Records excerpted from a collection:
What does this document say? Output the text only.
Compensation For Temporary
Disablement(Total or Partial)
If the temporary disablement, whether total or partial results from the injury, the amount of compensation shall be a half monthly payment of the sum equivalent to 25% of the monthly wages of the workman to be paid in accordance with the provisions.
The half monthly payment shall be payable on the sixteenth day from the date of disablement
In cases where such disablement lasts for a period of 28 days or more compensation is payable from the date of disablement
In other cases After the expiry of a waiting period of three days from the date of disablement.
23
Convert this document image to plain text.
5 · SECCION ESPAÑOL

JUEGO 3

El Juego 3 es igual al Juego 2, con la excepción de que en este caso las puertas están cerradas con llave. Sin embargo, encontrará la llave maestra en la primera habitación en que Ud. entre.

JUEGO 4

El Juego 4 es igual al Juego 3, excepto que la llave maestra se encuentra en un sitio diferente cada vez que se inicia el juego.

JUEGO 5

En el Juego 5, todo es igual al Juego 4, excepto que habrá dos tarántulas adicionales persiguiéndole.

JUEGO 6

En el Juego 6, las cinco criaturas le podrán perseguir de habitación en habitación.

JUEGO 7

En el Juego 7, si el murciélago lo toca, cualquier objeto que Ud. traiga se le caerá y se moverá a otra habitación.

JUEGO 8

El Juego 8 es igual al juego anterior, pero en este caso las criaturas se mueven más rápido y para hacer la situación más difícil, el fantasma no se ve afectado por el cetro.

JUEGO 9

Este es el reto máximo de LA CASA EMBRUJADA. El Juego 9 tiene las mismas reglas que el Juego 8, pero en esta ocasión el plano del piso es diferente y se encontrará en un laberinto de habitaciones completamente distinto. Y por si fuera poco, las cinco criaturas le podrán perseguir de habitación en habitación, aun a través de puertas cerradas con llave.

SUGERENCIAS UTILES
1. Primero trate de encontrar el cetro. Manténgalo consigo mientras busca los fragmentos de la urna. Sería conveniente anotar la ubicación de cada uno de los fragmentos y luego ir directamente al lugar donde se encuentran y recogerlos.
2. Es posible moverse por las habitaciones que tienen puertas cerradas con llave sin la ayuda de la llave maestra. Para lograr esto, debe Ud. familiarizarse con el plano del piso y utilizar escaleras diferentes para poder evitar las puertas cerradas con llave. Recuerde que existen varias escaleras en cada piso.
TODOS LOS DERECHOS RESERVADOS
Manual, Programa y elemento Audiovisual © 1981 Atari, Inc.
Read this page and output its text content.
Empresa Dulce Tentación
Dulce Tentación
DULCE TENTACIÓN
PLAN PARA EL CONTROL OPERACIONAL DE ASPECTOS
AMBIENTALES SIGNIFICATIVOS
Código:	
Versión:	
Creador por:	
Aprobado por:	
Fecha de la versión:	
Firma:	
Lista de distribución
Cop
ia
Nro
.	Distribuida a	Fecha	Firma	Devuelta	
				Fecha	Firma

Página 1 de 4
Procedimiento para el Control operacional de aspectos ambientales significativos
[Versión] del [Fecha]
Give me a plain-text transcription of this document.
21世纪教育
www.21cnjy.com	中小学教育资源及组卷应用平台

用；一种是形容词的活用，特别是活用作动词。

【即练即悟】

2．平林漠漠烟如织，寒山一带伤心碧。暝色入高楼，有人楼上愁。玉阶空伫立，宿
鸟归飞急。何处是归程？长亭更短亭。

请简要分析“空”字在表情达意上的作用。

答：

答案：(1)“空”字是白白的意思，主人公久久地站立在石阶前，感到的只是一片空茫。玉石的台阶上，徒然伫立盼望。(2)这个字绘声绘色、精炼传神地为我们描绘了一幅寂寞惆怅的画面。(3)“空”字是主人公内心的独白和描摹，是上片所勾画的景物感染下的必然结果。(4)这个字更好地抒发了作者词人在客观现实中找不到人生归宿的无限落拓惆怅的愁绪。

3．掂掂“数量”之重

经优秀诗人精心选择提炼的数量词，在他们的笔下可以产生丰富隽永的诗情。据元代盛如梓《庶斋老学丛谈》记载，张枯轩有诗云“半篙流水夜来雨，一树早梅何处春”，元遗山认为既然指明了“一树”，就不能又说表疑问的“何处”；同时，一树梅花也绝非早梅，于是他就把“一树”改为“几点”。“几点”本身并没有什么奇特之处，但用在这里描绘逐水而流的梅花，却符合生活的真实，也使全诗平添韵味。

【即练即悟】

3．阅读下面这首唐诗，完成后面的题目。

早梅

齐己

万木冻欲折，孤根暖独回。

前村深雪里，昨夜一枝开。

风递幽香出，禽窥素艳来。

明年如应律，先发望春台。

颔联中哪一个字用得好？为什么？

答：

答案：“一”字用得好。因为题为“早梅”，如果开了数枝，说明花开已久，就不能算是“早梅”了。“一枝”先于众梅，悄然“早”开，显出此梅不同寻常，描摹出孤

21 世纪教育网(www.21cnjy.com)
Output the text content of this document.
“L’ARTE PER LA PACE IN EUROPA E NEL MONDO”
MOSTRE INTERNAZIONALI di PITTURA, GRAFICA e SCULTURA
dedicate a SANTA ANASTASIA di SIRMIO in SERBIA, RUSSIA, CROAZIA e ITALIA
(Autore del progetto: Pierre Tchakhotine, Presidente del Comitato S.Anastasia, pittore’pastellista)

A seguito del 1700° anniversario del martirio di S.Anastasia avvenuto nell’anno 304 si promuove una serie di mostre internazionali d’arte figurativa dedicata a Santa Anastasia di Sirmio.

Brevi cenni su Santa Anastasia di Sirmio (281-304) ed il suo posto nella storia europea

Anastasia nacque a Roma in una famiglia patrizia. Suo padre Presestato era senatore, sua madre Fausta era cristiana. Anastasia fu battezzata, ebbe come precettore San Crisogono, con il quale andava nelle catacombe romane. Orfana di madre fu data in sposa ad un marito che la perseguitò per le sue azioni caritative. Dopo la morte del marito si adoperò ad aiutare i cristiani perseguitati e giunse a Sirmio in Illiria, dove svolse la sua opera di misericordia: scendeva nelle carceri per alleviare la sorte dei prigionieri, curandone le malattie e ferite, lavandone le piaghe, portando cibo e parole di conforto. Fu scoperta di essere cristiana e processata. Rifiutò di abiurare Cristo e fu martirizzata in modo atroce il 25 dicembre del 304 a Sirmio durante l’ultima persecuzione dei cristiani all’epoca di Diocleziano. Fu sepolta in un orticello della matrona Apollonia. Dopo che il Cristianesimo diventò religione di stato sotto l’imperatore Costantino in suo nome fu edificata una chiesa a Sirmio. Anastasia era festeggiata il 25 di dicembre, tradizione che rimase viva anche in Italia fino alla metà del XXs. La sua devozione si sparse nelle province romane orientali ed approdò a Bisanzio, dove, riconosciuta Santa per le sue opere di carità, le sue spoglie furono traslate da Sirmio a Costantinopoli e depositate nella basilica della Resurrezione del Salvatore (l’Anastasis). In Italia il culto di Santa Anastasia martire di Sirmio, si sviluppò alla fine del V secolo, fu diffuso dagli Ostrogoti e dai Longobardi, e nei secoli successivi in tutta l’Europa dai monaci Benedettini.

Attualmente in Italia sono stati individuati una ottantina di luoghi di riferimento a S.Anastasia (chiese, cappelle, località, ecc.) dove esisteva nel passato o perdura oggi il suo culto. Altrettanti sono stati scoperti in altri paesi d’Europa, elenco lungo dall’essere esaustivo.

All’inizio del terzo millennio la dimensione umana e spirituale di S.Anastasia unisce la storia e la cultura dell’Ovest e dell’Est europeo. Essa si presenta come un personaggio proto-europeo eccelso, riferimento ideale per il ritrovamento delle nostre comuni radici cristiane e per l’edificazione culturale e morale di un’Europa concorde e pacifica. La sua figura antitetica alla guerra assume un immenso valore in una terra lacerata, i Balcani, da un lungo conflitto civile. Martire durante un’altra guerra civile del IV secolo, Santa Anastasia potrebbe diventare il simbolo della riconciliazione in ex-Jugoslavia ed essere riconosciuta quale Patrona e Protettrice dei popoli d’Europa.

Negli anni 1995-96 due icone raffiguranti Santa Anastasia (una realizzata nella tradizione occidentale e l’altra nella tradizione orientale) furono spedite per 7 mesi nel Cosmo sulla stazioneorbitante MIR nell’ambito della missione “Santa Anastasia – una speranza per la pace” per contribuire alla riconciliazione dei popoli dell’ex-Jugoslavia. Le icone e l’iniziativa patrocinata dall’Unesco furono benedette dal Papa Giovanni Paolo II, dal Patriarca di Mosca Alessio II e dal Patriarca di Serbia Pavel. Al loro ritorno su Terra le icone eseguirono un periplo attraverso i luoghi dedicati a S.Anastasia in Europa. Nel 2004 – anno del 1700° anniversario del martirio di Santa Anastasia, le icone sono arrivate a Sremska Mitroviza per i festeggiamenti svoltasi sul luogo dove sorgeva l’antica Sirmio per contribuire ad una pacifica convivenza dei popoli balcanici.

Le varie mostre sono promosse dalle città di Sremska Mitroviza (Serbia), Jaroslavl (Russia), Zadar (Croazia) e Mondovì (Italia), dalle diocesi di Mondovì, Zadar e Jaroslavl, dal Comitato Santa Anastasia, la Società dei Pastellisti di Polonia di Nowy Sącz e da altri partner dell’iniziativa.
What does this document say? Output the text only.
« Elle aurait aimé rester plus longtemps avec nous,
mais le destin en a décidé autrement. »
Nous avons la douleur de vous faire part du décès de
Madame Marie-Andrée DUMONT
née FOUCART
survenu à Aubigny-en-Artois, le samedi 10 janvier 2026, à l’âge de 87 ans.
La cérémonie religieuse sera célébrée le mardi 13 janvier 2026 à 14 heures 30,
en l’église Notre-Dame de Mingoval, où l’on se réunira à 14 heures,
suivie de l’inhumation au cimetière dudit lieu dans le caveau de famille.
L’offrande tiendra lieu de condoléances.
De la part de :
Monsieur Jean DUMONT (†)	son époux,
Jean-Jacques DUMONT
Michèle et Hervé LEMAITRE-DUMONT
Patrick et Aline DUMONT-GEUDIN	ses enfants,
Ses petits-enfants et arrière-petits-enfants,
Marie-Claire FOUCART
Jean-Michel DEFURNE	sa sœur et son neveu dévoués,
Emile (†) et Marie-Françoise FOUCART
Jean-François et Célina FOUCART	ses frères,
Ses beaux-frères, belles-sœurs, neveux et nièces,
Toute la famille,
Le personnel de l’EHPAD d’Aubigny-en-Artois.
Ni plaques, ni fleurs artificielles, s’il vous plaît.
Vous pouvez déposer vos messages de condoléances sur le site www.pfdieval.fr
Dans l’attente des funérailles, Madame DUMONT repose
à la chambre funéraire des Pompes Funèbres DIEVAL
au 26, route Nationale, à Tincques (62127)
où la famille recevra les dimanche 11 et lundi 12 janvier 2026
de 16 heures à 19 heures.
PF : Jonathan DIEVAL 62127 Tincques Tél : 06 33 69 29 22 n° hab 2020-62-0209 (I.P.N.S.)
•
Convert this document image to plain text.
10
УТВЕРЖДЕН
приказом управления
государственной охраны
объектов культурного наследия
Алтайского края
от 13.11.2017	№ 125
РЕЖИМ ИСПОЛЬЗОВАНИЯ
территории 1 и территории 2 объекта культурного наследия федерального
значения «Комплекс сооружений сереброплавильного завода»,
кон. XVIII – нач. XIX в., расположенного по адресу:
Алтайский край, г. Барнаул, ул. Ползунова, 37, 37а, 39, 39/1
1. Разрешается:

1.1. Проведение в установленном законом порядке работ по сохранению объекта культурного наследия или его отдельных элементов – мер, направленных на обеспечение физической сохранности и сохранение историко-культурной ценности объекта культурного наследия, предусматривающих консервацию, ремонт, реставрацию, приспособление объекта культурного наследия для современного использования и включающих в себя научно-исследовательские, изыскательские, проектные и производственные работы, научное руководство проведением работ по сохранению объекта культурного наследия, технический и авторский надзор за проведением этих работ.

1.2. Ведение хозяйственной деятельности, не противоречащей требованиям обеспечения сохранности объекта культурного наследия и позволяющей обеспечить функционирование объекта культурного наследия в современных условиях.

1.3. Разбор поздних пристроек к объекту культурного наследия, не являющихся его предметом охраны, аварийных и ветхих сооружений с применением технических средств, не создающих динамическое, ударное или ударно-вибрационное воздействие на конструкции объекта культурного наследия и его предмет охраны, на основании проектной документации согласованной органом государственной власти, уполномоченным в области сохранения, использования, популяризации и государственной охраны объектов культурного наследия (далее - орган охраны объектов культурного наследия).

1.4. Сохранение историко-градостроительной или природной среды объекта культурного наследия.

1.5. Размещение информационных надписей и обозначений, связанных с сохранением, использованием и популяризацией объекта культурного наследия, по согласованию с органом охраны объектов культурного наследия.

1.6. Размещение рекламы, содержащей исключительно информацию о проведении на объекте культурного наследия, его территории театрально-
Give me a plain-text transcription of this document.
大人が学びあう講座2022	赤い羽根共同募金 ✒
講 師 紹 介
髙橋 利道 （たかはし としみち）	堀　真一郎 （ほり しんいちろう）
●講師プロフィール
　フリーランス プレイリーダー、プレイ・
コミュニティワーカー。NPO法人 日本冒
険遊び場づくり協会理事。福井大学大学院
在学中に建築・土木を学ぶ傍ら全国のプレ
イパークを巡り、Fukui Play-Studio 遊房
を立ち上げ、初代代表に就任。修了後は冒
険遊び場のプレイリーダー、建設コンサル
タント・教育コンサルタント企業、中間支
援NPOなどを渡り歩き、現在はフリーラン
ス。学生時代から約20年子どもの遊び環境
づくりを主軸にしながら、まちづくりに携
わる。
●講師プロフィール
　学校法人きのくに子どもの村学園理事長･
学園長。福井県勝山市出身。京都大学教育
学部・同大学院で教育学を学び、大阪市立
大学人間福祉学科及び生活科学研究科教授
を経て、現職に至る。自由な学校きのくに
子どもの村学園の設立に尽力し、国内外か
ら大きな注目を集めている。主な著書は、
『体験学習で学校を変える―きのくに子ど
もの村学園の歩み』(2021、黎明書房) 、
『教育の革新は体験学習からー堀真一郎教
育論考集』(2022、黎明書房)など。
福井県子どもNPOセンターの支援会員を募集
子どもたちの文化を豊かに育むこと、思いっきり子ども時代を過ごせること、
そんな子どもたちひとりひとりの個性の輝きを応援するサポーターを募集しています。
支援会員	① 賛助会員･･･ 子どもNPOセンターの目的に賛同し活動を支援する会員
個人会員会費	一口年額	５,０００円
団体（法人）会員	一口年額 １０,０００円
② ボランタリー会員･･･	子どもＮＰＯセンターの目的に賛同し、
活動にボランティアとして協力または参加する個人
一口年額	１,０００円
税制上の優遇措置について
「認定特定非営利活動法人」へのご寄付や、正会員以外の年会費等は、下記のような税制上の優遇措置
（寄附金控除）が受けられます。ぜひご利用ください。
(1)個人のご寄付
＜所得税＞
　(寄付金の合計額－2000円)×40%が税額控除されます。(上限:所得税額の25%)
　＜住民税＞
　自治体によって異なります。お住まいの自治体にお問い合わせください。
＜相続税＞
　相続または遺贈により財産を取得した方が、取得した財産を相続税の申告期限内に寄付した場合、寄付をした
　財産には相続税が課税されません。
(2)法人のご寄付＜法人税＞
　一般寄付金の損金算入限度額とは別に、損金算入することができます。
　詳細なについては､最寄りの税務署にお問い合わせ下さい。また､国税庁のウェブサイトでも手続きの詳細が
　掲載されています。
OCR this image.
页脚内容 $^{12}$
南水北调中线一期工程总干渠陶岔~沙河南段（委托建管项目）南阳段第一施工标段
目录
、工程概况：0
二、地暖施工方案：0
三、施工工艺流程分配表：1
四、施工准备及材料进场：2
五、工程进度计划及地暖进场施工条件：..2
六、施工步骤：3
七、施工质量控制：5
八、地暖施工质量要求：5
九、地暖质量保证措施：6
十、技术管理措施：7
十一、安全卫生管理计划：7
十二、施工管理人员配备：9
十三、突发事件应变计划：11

■ Given request: List every line above containing the word "janvier".

■ Response to this exercise:
survenu à Aubigny-en-Artois, le samedi 10 janvier 2026, à l’âge de 87 ans.
La cérémonie religieuse sera célébrée le mardi 13 janvier 2026 à 14 heures 30,
où la famille recevra les dimanche 11 et lundi 12 janvier 2026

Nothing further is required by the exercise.